→ **Aim**
Please pick out every line of the records below that contains the string "section", and copy each one.
## START Material for this exercise
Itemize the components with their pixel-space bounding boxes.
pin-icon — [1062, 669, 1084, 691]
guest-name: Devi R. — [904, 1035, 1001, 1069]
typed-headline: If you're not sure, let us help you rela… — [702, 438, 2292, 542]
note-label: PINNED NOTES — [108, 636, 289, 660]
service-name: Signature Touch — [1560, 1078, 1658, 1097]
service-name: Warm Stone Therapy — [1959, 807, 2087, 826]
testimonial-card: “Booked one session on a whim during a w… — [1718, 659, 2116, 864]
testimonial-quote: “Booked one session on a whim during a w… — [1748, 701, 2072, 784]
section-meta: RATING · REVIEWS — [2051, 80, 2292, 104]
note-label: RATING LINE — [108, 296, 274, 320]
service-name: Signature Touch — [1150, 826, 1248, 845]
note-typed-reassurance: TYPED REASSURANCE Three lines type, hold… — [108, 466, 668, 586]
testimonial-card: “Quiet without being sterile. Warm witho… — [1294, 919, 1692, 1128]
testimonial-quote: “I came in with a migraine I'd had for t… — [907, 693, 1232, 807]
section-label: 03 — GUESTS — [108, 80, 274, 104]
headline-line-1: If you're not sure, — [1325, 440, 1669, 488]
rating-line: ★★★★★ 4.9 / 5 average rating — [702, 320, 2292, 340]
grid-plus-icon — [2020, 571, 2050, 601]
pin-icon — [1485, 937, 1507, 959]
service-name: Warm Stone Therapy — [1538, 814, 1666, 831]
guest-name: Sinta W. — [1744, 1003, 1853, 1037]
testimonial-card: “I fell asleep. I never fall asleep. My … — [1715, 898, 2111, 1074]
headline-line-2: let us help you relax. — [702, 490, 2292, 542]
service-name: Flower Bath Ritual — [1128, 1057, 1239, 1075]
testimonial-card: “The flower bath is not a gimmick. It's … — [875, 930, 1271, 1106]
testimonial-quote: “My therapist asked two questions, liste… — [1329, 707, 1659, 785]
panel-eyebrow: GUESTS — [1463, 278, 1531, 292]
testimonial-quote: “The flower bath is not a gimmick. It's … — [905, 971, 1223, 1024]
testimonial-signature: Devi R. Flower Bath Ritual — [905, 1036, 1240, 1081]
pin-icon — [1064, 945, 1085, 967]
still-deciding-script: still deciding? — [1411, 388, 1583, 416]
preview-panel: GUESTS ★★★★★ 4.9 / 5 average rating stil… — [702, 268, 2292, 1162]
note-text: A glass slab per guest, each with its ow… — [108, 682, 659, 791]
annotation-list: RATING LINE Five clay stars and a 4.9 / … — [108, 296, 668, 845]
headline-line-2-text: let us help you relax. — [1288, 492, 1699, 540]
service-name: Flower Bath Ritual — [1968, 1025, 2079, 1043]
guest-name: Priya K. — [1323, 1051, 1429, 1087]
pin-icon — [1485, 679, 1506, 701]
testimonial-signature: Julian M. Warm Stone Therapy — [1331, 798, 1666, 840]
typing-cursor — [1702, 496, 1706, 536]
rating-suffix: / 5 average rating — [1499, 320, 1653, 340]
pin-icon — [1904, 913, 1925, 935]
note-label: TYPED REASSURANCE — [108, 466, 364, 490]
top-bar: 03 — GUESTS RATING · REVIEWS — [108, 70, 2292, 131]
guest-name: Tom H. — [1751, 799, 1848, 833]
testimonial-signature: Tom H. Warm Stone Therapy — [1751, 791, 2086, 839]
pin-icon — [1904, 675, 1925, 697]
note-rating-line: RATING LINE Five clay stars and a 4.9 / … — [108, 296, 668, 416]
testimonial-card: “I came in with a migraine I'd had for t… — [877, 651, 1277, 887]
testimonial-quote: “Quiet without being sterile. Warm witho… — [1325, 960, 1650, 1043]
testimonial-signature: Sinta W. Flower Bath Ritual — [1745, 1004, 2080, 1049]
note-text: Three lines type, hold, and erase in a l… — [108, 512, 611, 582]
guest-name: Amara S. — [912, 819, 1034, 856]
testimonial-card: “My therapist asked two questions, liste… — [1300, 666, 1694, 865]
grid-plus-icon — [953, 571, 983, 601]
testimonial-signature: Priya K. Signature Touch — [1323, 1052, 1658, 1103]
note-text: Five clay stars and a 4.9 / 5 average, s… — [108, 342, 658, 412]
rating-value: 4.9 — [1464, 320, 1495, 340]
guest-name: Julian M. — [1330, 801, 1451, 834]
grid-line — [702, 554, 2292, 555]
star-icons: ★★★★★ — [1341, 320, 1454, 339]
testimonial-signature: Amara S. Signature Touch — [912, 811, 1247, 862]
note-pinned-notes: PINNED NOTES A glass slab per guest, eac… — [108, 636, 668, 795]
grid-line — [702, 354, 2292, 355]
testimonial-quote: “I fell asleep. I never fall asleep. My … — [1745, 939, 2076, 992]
## END Material for this exercise
→ **The output**
section-meta: RATING · REVIEWS — [2051, 80, 2292, 104]
section-label: 03 — GUESTS — [108, 80, 274, 104]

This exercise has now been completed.